**DATA PROVIDED**
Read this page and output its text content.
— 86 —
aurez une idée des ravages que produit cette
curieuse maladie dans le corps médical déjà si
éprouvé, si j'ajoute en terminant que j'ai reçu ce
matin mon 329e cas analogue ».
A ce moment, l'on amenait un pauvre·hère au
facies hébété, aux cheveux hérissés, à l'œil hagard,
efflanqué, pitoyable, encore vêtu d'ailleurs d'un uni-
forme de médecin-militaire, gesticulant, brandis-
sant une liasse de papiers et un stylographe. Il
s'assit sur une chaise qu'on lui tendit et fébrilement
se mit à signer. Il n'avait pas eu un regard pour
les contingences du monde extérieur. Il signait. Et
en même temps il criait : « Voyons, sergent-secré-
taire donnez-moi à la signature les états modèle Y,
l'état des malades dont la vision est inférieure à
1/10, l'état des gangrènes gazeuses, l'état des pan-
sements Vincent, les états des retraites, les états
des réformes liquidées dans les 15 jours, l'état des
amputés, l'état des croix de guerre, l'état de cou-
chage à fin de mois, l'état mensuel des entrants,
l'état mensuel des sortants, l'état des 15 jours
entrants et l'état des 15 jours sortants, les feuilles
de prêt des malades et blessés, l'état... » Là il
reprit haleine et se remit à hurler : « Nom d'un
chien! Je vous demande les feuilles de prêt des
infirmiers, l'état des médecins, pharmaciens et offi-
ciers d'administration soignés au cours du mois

* * *

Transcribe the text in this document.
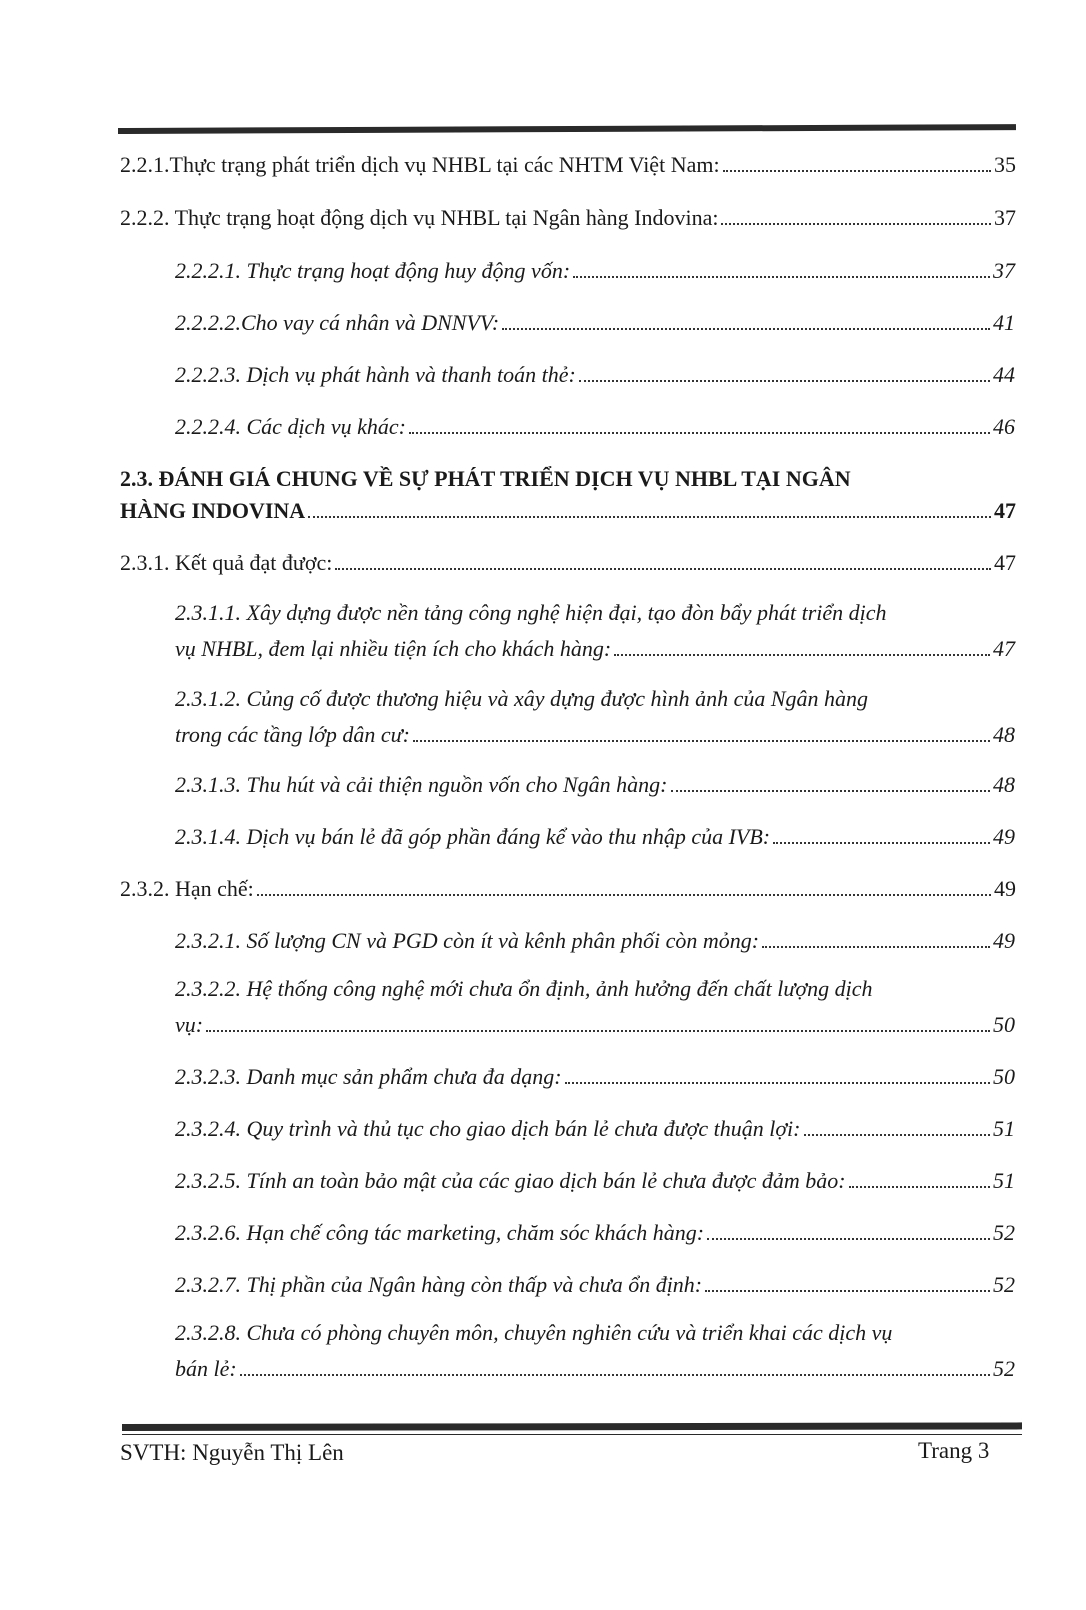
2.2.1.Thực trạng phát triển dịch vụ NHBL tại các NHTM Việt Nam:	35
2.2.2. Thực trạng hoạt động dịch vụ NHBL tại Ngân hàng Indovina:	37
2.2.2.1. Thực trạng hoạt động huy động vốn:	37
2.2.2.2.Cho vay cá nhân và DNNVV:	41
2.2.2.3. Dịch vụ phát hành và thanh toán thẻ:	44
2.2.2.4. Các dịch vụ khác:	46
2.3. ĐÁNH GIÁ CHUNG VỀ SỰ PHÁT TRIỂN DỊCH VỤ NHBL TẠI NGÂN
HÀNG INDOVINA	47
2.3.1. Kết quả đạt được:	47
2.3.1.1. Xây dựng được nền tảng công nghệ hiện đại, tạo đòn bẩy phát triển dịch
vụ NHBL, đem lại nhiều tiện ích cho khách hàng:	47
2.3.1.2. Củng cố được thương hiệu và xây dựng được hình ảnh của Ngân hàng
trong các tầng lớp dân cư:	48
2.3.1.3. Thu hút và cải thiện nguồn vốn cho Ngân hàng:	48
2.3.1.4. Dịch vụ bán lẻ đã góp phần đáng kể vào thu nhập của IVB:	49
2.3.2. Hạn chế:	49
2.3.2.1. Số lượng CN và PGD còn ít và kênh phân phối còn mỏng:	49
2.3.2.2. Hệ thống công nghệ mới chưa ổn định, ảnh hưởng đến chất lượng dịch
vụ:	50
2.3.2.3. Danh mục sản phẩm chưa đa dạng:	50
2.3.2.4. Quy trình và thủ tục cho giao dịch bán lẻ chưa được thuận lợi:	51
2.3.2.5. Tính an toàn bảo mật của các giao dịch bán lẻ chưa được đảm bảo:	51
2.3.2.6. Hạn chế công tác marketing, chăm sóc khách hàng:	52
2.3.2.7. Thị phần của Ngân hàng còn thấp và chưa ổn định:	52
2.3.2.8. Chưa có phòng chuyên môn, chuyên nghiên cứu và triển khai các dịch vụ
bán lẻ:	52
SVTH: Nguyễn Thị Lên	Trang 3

==

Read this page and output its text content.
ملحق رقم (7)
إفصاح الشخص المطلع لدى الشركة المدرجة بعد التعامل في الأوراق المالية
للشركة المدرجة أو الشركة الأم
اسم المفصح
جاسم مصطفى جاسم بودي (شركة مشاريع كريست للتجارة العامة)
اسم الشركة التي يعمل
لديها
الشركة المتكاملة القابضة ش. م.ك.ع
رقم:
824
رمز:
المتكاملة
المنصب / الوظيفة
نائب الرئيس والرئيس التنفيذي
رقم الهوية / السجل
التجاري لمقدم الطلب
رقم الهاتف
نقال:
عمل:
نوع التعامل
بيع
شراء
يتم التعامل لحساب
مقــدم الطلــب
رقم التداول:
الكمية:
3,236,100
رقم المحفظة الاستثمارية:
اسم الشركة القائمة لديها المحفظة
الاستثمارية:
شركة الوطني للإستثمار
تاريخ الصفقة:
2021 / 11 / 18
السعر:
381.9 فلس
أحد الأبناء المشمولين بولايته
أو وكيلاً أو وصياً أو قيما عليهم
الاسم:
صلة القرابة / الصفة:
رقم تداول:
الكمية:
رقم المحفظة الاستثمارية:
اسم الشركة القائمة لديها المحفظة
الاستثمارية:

**SHORT TASK**
In the material above, how many lines hold the word "feuilles"? Say only the number.

**ANSWER TO THE TASK**
2